● Aim of the task: For the listing underneath, give the count of lines containing the string "entre" and nothing further.

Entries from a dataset
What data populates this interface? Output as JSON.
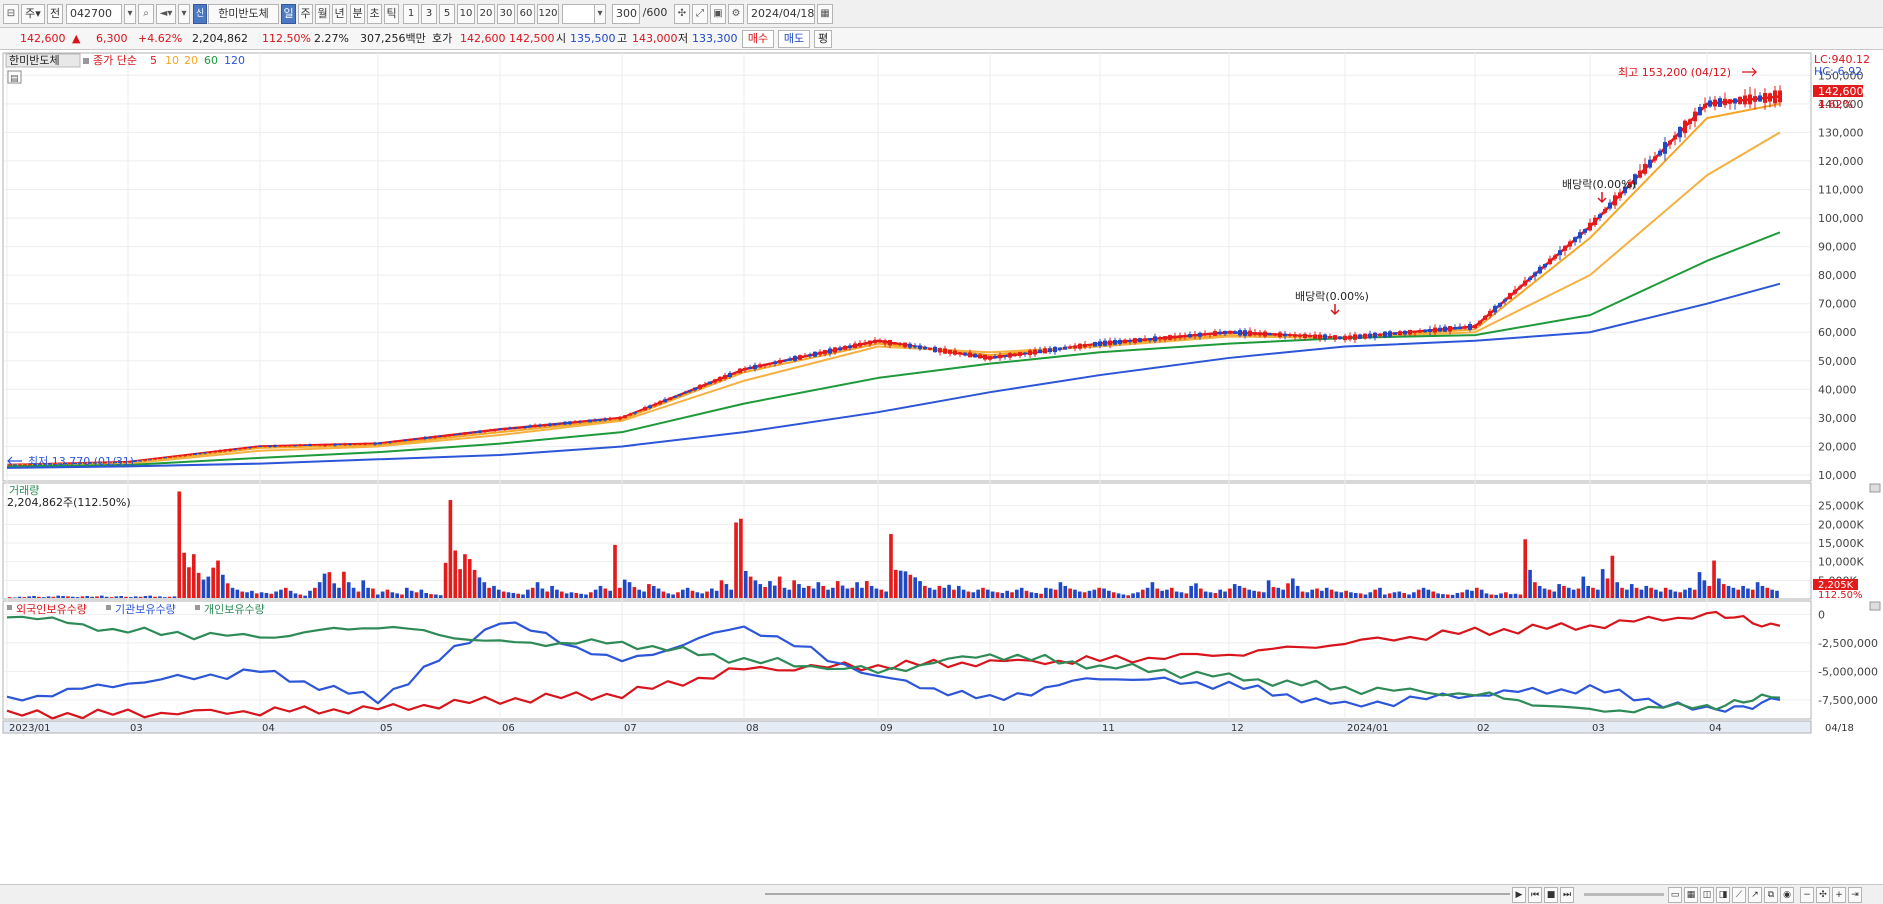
{
  "toolbar": {
    "period_type": "주",
    "type2": "전",
    "code": "042700",
    "name": "한미반도체",
    "name_badge": "신",
    "periods": [
      "일",
      "주",
      "월",
      "년",
      "분",
      "초",
      "틱"
    ],
    "active_period": "일",
    "intervals": [
      "1",
      "3",
      "5",
      "10",
      "20",
      "30",
      "60",
      "120"
    ],
    "count": "300",
    "count_max": "/600",
    "date": "2024/04/18"
  },
  "quote": {
    "price": "142,600",
    "change_arrow": "▲",
    "change": "6,300",
    "change_pct": "+4.62%",
    "volume": "2,204,862",
    "vol_ratio": "112.50%",
    "turnover": "2.27%",
    "amount": "307,256백만",
    "ask_label": "호가",
    "ask1": "142,600",
    "ask2": "142,500",
    "open_label": "시",
    "open": "135,500",
    "high_label": "고",
    "high": "143,000",
    "low_label": "저",
    "low": "133,300",
    "buy_button": "매수",
    "sell_button": "매도",
    "eval_button": "평"
  },
  "price_panel": {
    "title": "한미반도체",
    "ma_label": "종가 단순",
    "ma_periods": [
      {
        "label": "5",
        "color": "#e8141c"
      },
      {
        "label": "10",
        "color": "#f5a623"
      },
      {
        "label": "20",
        "color": "#f5a623"
      },
      {
        "label": "60",
        "color": "#1e9a3a"
      },
      {
        "label": "120",
        "color": "#2c55d8"
      }
    ],
    "lc": "LC:940.12",
    "hc": "HC:-6.92",
    "last_price_tag": "142,600",
    "last_pct_tag": "4.62%",
    "high_note": "최고 153,200 (04/12)",
    "low_note": "최저 13,770 (01/31)",
    "div_note1": "배당락(0.00%)",
    "div_note2": "배당락(0.00%)",
    "y_ticks": [
      "150,000",
      "140,000",
      "130,000",
      "120,000",
      "110,000",
      "100,000",
      "90,000",
      "80,000",
      "70,000",
      "60,000",
      "50,000",
      "40,000",
      "30,000",
      "20,000",
      "10,000"
    ]
  },
  "volume_panel": {
    "title": "거래량",
    "value": "2,204,862주(112.50%)",
    "y_ticks": [
      "25,000K",
      "20,000K",
      "15,000K",
      "10,000K",
      "5,000K"
    ],
    "last_tag": "2,205K",
    "last_pct": "112.50%"
  },
  "holdings_panel": {
    "series": [
      {
        "name": "외국인보유수량",
        "color": "#d8141c"
      },
      {
        "name": "기관보유수량",
        "color": "#2c55d8"
      },
      {
        "name": "개인보유수량",
        "color": "#2e8b57"
      }
    ],
    "y_ticks": [
      "0",
      "-2,500,000",
      "-5,000,000",
      "-7,500,000"
    ]
  },
  "x_axis": [
    "2023/01",
    "03",
    "04",
    "05",
    "06",
    "07",
    "08",
    "09",
    "10",
    "11",
    "12",
    "2024/01",
    "02",
    "03",
    "04",
    "04/18"
  ],
  "colors": {
    "up": "#d8141c",
    "down": "#1f48c6",
    "ma5": "#e8141c",
    "ma10": "#f5a623",
    "ma60": "#1e9a3a",
    "ma120": "#2c55d8"
  },
  "chart_data": [
    {
      "type": "line",
      "title": "한미반도체",
      "x": [
        "2023/01",
        "2023/03",
        "2023/04",
        "2023/05",
        "2023/06",
        "2023/07",
        "2023/08",
        "2023/09",
        "2023/10",
        "2023/11",
        "2023/12",
        "2024/01",
        "2024/02",
        "2024/03",
        "2024/04",
        "2024/04/18"
      ],
      "ylim": [
        10000,
        155000
      ],
      "series": [
        {
          "name": "5",
          "values": [
            13500,
            14500,
            20000,
            21000,
            26000,
            30000,
            47000,
            57000,
            51000,
            56000,
            60000,
            58000,
            62000,
            97000,
            140000,
            142600
          ]
        },
        {
          "name": "10",
          "values": [
            13400,
            14300,
            19500,
            20500,
            25000,
            29500,
            46000,
            56000,
            52000,
            55500,
            59000,
            58000,
            61000,
            93000,
            135000,
            140000
          ]
        },
        {
          "name": "20",
          "values": [
            13300,
            14000,
            18500,
            20000,
            24000,
            29000,
            43000,
            55000,
            53000,
            55000,
            58500,
            58000,
            60000,
            80000,
            115000,
            130000
          ]
        },
        {
          "name": "60",
          "values": [
            13000,
            13500,
            16000,
            18000,
            21000,
            25000,
            35000,
            44000,
            49000,
            53000,
            56000,
            58000,
            59000,
            66000,
            85000,
            95000
          ]
        },
        {
          "name": "120",
          "values": [
            12500,
            13000,
            14000,
            15500,
            17000,
            20000,
            25000,
            32000,
            39000,
            45000,
            51000,
            55000,
            57000,
            60000,
            70000,
            77000
          ]
        }
      ]
    },
    {
      "type": "bar",
      "title": "거래량",
      "ylim": [
        0,
        30000
      ],
      "values_k": [
        500,
        400,
        600,
        500,
        700,
        800,
        600,
        500,
        700,
        600,
        900,
        800,
        700,
        600,
        500,
        700,
        800,
        600,
        700,
        900,
        600,
        500,
        700,
        800,
        600,
        500,
        700,
        600,
        800,
        900,
        600,
        700,
        500,
        600,
        700,
        28800,
        12400,
        8500,
        12000,
        7000,
        5200,
        6000,
        8400,
        10300,
        6500,
        4200,
        3000,
        2500,
        2000,
        1800,
        2200,
        1500,
        1800,
        1600,
        1400,
        2000,
        2500,
        3000,
        2200,
        1500,
        1200,
        900,
        2200,
        3000,
        4500,
        6800,
        7200,
        4200,
        3000,
        7300,
        4500,
        3000,
        2000,
        5000,
        3000,
        2800,
        1200,
        2000,
        2500,
        1800,
        1500,
        1200,
        3000,
        2200,
        1800,
        2500,
        1600,
        1300,
        1200,
        1000,
        9700,
        26500,
        13000,
        8000,
        12000,
        10700,
        7800,
        5800,
        4500,
        3000,
        3500,
        2500,
        2000,
        1800,
        1600,
        1400,
        1200,
        2500,
        3000,
        4500,
        2800,
        2000,
        3500,
        2500,
        2000,
        1500,
        1800,
        1600,
        1400,
        1200,
        1800,
        2500,
        3500,
        2800,
        2200,
        14500,
        3000,
        5200,
        4500,
        3200,
        2500,
        2000,
        4000,
        3500,
        2800,
        2000,
        1500,
        1200,
        1800,
        2500,
        3000,
        2200,
        1800,
        1500,
        2000,
        2800,
        2200,
        5000,
        4000,
        2500,
        20500,
        21500,
        7500,
        6000,
        5000,
        4000,
        3200,
        4800,
        3600,
        6000,
        3000,
        2500,
        5000,
        4000,
        3000,
        3500,
        2800,
        4500,
        3500,
        2500,
        3000,
        4800,
        3600,
        2800,
        3000,
        4500,
        3000,
        4800,
        3500,
        2800,
        2500,
        2000,
        17400,
        7800,
        7600,
        7400,
        6500,
        5800,
        4800,
        3500,
        3000,
        2500,
        3500,
        3000,
        3800,
        2500,
        3500,
        2500,
        2000,
        1800,
        2500,
        3000,
        2500,
        2000,
        1800,
        1600,
        2200,
        1800,
        2500,
        3000,
        2200,
        1800,
        1600,
        1400,
        3000,
        2800,
        2500,
        4500,
        3500,
        2800,
        2500,
        2000,
        1800,
        2200,
        2500,
        3000,
        2800,
        2200,
        1800,
        1500,
        1200,
        1000,
        1500,
        1800,
        2500,
        3000,
        4500,
        2800,
        2200,
        2500,
        3000,
        2000,
        1800,
        1500,
        3500,
        4200,
        2800,
        2000,
        1800,
        1600,
        2500,
        2000,
        2800,
        4000,
        3500,
        3000,
        2500,
        2200,
        2000,
        1800,
        5000,
        3200,
        3000,
        2500,
        4200,
        5500,
        3500,
        2000,
        1800,
        2500,
        2800,
        2200,
        3000,
        2500,
        2000,
        1800,
        2200,
        1800,
        1600,
        1500,
        1200,
        1800,
        2500,
        3000,
        1200,
        1500,
        1800,
        2000,
        1600,
        1200,
        1800,
        2500,
        3000,
        2500,
        2000,
        1500,
        1300,
        1200,
        1100,
        1600,
        1800,
        2500,
        2200,
        3000,
        2500,
        1500,
        1200,
        1100,
        1500,
        1800,
        1300,
        1400,
        1200,
        16000,
        7800,
        4500,
        3500,
        2800,
        2500,
        2000,
        4000,
        3500,
        3000,
        2500,
        2800,
        6000,
        3500,
        3000,
        2500,
        8000,
        5500,
        11600,
        4500,
        3000,
        2500,
        4000,
        3000,
        2500,
        3500,
        3000,
        2500,
        2000,
        3000,
        2500,
        2000,
        1800,
        2500,
        3000,
        2500,
        7200,
        5000,
        3500,
        10300,
        5500,
        4000,
        3500,
        3000,
        2500,
        3500,
        2800,
        2500,
        4500,
        3500,
        3000,
        2500,
        2200
      ]
    },
    {
      "type": "line",
      "title": "외국인보유수량 / 기관보유수량 / 개인보유수량",
      "ylim": [
        -9000000,
        1000000
      ],
      "series": [
        {
          "name": "외국인보유수량",
          "values": [
            -8800000,
            -8700000,
            -8500000,
            -8300000,
            -7500000,
            -7000000,
            -4800000,
            -4500000,
            -4200000,
            -4000000,
            -3500000,
            -2500000,
            -1500000,
            -1000000,
            0,
            -1000000
          ]
        },
        {
          "name": "기관보유수량",
          "values": [
            -7500000,
            -6000000,
            -5000000,
            -7500000,
            -500000,
            -4200000,
            -1000000,
            -5500000,
            -7500000,
            -5500000,
            -6200000,
            -8000000,
            -7000000,
            -6500000,
            -8500000,
            -7500000
          ]
        },
        {
          "name": "개인보유수량",
          "values": [
            0,
            -1500000,
            -2000000,
            -1000000,
            -2500000,
            -2500000,
            -4000000,
            -5000000,
            -3500000,
            -4500000,
            -5500000,
            -6500000,
            -7000000,
            -8500000,
            -8000000,
            -7300000
          ]
        }
      ]
    }
  ]
}
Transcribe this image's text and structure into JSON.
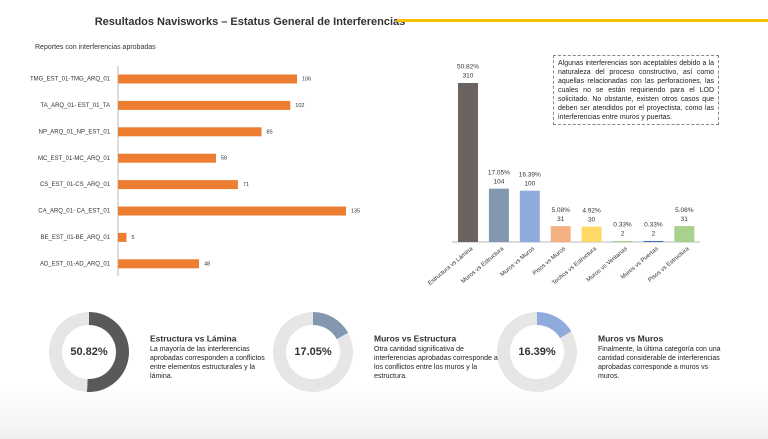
{
  "title": "Resultados Navisworks – Estatus General de Interferencias",
  "note": "Algunas interferencias son aceptables debido a la naturaleza del proceso constructivo, así como aquellas relacionadas con las perforaciones, las cuales no se están requiriendo para el LOD solicitado. No obstante, existen otros casos que deben ser atendidos por el proyectista, como las interferencias entre muros y puertas.",
  "chart_data": [
    {
      "type": "hbar",
      "title": "Reportes con interferencias aprobadas",
      "categories": [
        "TMG_EST_01-TMG_ARQ_01",
        "TA_ARQ_01- EST_01_TA",
        "NP_ARQ_01_NP_EST_01",
        "MC_EST_01-MC_ARQ_01",
        "CS_EST_01-CS_ARQ_01",
        "CA_ARQ_01- CA_EST_01",
        "BE_EST_01-BE_ARQ_01",
        "AD_EST_01-AD_ARQ_01"
      ],
      "values": [
        106,
        102,
        85,
        58,
        71,
        135,
        5,
        48
      ],
      "color": "#ed7d31"
    },
    {
      "type": "bar",
      "categories": [
        "Estructura vs Lámina",
        "Muros vs Estructura",
        "Muros vs Muros",
        "Pisos vs Muros",
        "Techos vs Estructura",
        "Muros vs Ventanas",
        "Muros vs Puertas",
        "Pisos vs Estructura"
      ],
      "values": [
        310,
        104,
        100,
        31,
        30,
        2,
        2,
        31
      ],
      "percentage_labels": [
        "50.82%",
        "17.05%",
        "16.39%",
        "5.08%",
        "4.92%",
        "0.33%",
        "0.33%",
        "5.08%"
      ],
      "colors": [
        "#6b6360",
        "#8497b0",
        "#8faadc",
        "#f4b183",
        "#ffd966",
        "#a9d18e",
        "#4472c4",
        "#a9d18e"
      ]
    },
    {
      "type": "donut",
      "title": "Estructura vs Lámina",
      "description": "La mayoría de las interferencias aprobadas corresponden a conflictos entre elementos estructurales y la lámina.",
      "values": [
        50.82,
        49.18
      ],
      "value_labels": [
        "50.82%",
        null
      ],
      "colors": [
        "#595959",
        "#e7e6e6"
      ]
    },
    {
      "type": "donut",
      "title": "Muros vs Estructura",
      "description": "Otra cantidad significativa de interferencias aprobadas corresponde a los conflictos entre los muros y la estructura.",
      "values": [
        17.05,
        82.95
      ],
      "value_labels": [
        "17.05%",
        null
      ],
      "colors": [
        "#8497b0",
        "#e7e6e6"
      ]
    },
    {
      "type": "donut",
      "title": "Muros vs Muros",
      "description": "Finalmente, la última categoría con una cantidad considerable de interferencias aprobadas corresponde a muros vs muros.",
      "values": [
        16.39,
        83.61
      ],
      "value_labels": [
        "16.39%",
        null
      ],
      "colors": [
        "#8faadc",
        "#e7e6e6"
      ]
    }
  ]
}
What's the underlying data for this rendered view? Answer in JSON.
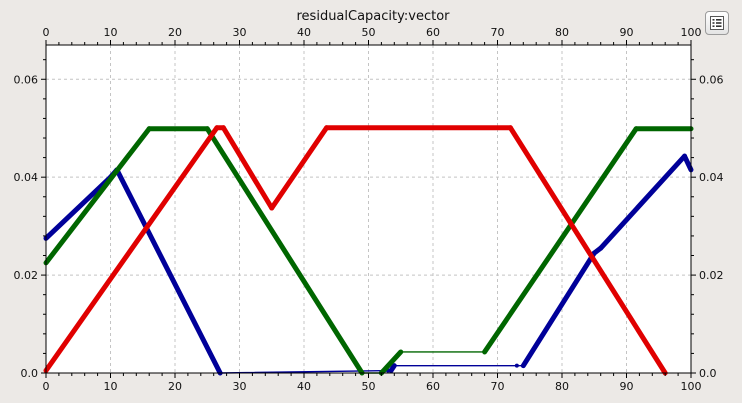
{
  "chart_data": {
    "type": "line",
    "title": "residualCapacity:vector",
    "xlim": [
      0,
      100
    ],
    "ylim": [
      0,
      0.067
    ],
    "x_ticks": [
      0,
      10,
      20,
      30,
      40,
      50,
      60,
      70,
      80,
      90,
      100
    ],
    "y_ticks": [
      0.0,
      0.02,
      0.04,
      0.06
    ],
    "y_tick_labels": [
      "0.0",
      "0.02",
      "0.04",
      "0.06"
    ],
    "grid": true,
    "series": [
      {
        "color": "#000099",
        "points": [
          [
            0,
            0.0275
          ],
          [
            10,
            0.04
          ],
          [
            11,
            0.0415
          ],
          [
            27,
            0.0
          ],
          [
            53,
            0.0005
          ],
          [
            53.5,
            0.0005
          ],
          [
            54,
            0.0015
          ],
          [
            73,
            0.0015
          ],
          [
            74,
            0.0015
          ],
          [
            85,
            0.0245
          ],
          [
            86,
            0.0255
          ],
          [
            99,
            0.0443
          ],
          [
            100,
            0.0415
          ]
        ]
      },
      {
        "color": "#006600",
        "points": [
          [
            0,
            0.0225
          ],
          [
            16,
            0.0499
          ],
          [
            25,
            0.0499
          ],
          [
            49,
            0.0
          ],
          [
            52,
            0.0
          ],
          [
            55,
            0.0043
          ],
          [
            68,
            0.0043
          ],
          [
            91.5,
            0.0499
          ],
          [
            100,
            0.0499
          ]
        ]
      },
      {
        "color": "#e00000",
        "points": [
          [
            0,
            0.0005
          ],
          [
            26.5,
            0.0501
          ],
          [
            27.5,
            0.0501
          ],
          [
            35,
            0.0337
          ],
          [
            43.5,
            0.0501
          ],
          [
            72,
            0.0501
          ],
          [
            96,
            0.0
          ]
        ]
      }
    ]
  },
  "legend_button": {
    "icon": "legend-list-icon"
  }
}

● Response for this exercise: 3